Work out how many lines in the listing below include the word "name"; answer with the number alone.

• **Supplied data**:
━━━━━━━━━━━━━━━━━━━━
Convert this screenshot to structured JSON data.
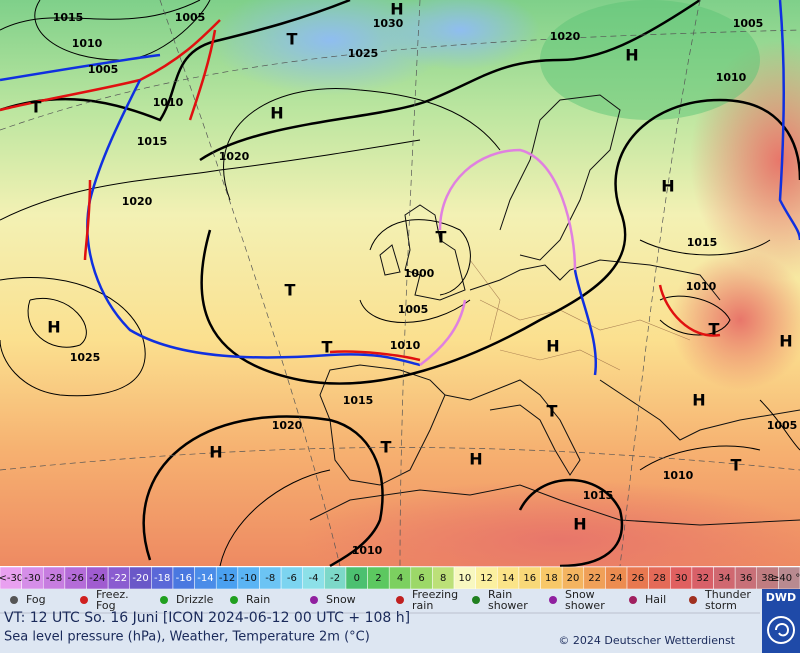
{
  "map": {
    "pressure_labels": [
      "1015",
      "1005",
      "1010",
      "1005",
      "1010",
      "1015",
      "1020",
      "1020",
      "1030",
      "1025",
      "1020",
      "1005",
      "1010",
      "1015",
      "1010",
      "1000",
      "1005",
      "1010",
      "1015",
      "1020",
      "1025",
      "1015",
      "1010",
      "1005",
      "1010"
    ],
    "centers": [
      "T",
      "H",
      "H",
      "H",
      "H",
      "T",
      "T",
      "H",
      "T",
      "H",
      "T",
      "H",
      "T",
      "H",
      "H",
      "T",
      "H",
      "T",
      "T",
      "H"
    ]
  },
  "scale": [
    "<-30",
    "-30",
    "-28",
    "-26",
    "-24",
    "-22",
    "-20",
    "-18",
    "-16",
    "-14",
    "-12",
    "-10",
    "-8",
    "-6",
    "-4",
    "-2",
    "0",
    "2",
    "4",
    "6",
    "8",
    "10",
    "12",
    "14",
    "16",
    "18",
    "20",
    "22",
    "24",
    "26",
    "28",
    "30",
    "32",
    "34",
    "36",
    "38",
    "≥40 °C"
  ],
  "legend": [
    "Fog",
    "Freez. Fog",
    "Drizzle",
    "Rain",
    "Snow",
    "Freezing rain",
    "Rain shower",
    "Snow shower",
    "Hail",
    "Thunder storm"
  ],
  "footer": {
    "valid_time": "VT: 12 UTC So.  16 Juni [ICON 2024-06-12  00 UTC + 108 h]",
    "description": "Sea level pressure (hPa), Weather, Temperature 2m (°C)",
    "copyright": "© 2024 Deutscher Wetterdienst",
    "logo": "DWD"
  }
}
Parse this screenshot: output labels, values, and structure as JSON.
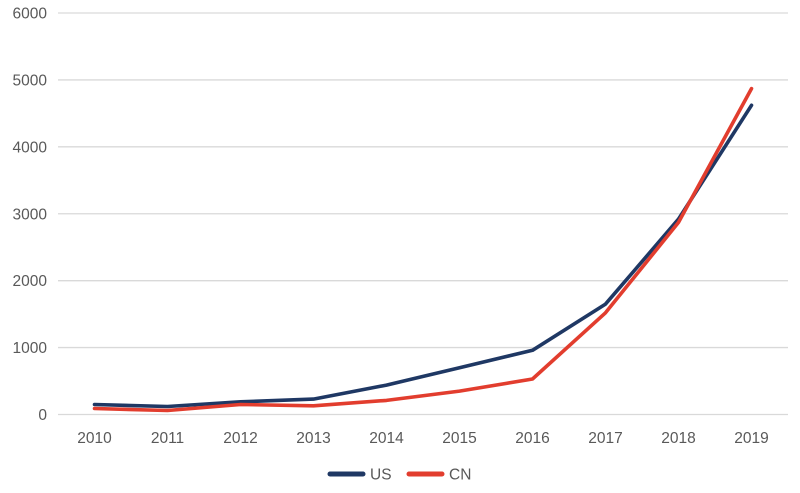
{
  "chart_data": {
    "type": "line",
    "title": "",
    "xlabel": "",
    "ylabel": "",
    "categories": [
      "2010",
      "2011",
      "2012",
      "2013",
      "2014",
      "2015",
      "2016",
      "2017",
      "2018",
      "2019"
    ],
    "series": [
      {
        "name": "US",
        "color": "#1F3864",
        "values": [
          150,
          120,
          190,
          230,
          440,
          700,
          960,
          1650,
          2920,
          4620
        ]
      },
      {
        "name": "CN",
        "color": "#E23D2E",
        "values": [
          90,
          60,
          150,
          130,
          210,
          350,
          530,
          1520,
          2870,
          4870
        ]
      }
    ],
    "ylim": [
      0,
      6000
    ],
    "yticks": [
      0,
      1000,
      2000,
      3000,
      4000,
      5000,
      6000
    ],
    "grid": true,
    "legend_position": "bottom-center",
    "colors": {
      "gridline": "#D9D9D9",
      "axis_label": "#595959",
      "legend_label": "#595959",
      "background": "#FFFFFF"
    }
  }
}
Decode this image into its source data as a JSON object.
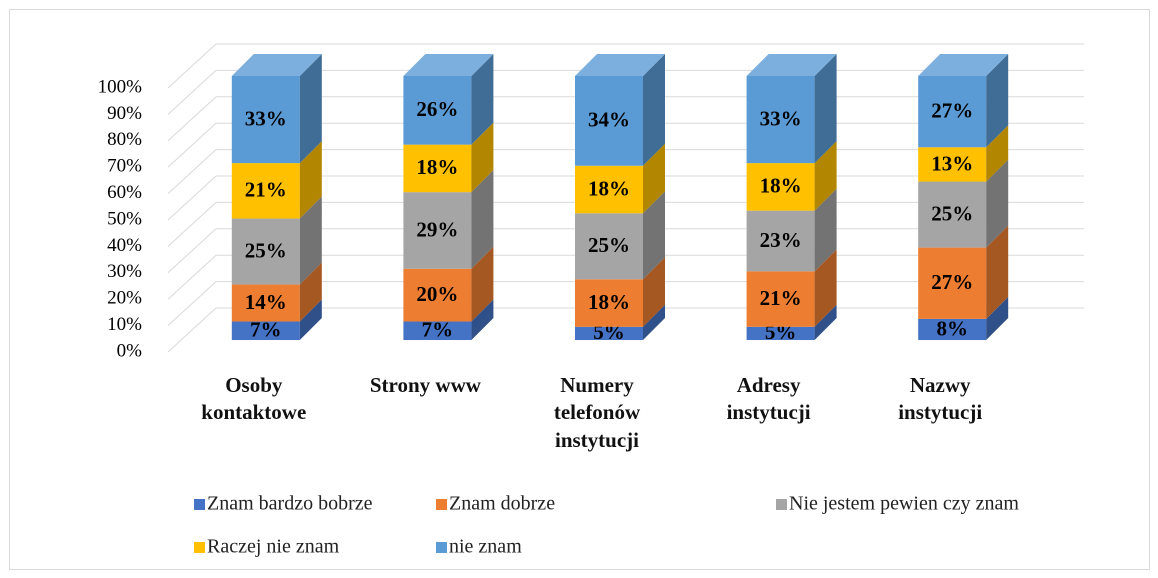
{
  "chart_data": {
    "type": "bar3d_stacked",
    "categories": [
      "Osoby\nkontaktowe",
      "Strony www",
      "Numery\ntelefonów\ninstytucji",
      "Adresy\ninstytucji",
      "Nazwy\ninstytucji"
    ],
    "series": [
      {
        "name": "Znam bardzo bobrze",
        "color": "#4472c4",
        "values": [
          7,
          7,
          5,
          5,
          8
        ],
        "value_labels": [
          "7%",
          "7%",
          "5%",
          "5%",
          "8%"
        ]
      },
      {
        "name": "Znam dobrze",
        "color": "#ed7d31",
        "values": [
          14,
          20,
          18,
          21,
          27
        ],
        "value_labels": [
          "14%",
          "20%",
          "18%",
          "21%",
          "27%"
        ]
      },
      {
        "name": "Nie jestem pewien czy znam",
        "color": "#a5a5a5",
        "values": [
          25,
          29,
          25,
          23,
          25
        ],
        "value_labels": [
          "25%",
          "29%",
          "25%",
          "23%",
          "25%"
        ]
      },
      {
        "name": "Raczej nie znam",
        "color": "#ffc000",
        "values": [
          21,
          18,
          18,
          18,
          13
        ],
        "value_labels": [
          "21%",
          "18%",
          "18%",
          "18%",
          "13%"
        ]
      },
      {
        "name": "nie znam",
        "color": "#5b9bd5",
        "values": [
          33,
          26,
          34,
          33,
          27
        ],
        "value_labels": [
          "33%",
          "26%",
          "34%",
          "33%",
          "27%"
        ]
      }
    ],
    "ylim": [
      0,
      100
    ],
    "yticks": [
      {
        "value": 0,
        "label": "0%"
      },
      {
        "value": 10,
        "label": "10%"
      },
      {
        "value": 20,
        "label": "20%"
      },
      {
        "value": 30,
        "label": "30%"
      },
      {
        "value": 40,
        "label": "40%"
      },
      {
        "value": 50,
        "label": "50%"
      },
      {
        "value": 60,
        "label": "60%"
      },
      {
        "value": 70,
        "label": "70%"
      },
      {
        "value": 80,
        "label": "80%"
      },
      {
        "value": 90,
        "label": "90%"
      },
      {
        "value": 100,
        "label": "100%"
      }
    ],
    "grid": true,
    "legend": "bottom"
  }
}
━━━━━━━━━━━━━━━━━━━━
• **Task answer**: 7